### DATA EXTRACT
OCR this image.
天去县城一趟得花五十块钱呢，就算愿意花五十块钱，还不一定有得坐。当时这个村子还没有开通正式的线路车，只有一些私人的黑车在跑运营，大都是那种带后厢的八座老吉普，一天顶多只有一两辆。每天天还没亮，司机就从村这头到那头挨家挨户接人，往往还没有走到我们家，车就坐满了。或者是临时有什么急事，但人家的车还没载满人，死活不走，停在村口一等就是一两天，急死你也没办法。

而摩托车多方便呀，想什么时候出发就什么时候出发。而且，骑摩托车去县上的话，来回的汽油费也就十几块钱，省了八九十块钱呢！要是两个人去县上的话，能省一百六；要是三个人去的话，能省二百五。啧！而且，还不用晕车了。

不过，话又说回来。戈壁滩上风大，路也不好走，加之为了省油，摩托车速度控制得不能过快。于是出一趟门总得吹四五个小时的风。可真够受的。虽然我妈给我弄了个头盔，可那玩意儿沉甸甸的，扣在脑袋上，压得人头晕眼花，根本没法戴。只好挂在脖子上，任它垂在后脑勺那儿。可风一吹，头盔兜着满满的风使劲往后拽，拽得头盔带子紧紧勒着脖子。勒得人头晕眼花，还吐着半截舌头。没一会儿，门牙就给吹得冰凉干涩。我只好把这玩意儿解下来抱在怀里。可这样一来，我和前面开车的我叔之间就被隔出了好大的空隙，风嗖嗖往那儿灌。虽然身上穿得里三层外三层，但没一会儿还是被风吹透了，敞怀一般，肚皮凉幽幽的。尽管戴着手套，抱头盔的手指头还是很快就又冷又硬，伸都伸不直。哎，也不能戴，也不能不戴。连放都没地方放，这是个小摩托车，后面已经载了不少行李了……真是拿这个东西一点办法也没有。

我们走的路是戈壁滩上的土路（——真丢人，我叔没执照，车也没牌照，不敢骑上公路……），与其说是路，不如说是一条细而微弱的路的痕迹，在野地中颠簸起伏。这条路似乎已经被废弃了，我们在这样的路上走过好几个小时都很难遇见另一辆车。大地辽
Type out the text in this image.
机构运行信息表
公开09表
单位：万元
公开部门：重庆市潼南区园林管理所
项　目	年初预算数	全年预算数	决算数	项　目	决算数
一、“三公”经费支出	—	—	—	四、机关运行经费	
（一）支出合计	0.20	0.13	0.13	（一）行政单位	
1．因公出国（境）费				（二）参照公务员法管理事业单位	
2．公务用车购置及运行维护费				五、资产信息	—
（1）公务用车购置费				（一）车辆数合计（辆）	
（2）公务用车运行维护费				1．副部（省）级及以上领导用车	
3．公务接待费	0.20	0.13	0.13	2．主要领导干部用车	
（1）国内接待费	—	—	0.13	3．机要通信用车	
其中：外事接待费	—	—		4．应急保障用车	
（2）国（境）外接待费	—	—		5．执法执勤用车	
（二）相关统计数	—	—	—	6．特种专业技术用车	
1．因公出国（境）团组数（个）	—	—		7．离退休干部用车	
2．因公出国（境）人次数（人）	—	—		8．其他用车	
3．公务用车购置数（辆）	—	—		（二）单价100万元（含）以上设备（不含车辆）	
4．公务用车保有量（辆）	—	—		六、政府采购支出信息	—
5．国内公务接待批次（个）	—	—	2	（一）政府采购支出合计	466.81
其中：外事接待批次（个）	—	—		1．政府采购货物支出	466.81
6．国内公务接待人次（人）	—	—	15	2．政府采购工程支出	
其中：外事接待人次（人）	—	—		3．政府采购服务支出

### TASK
Report the number of lines that contain "image", with no other words.

### FINISHED EXERCISE
2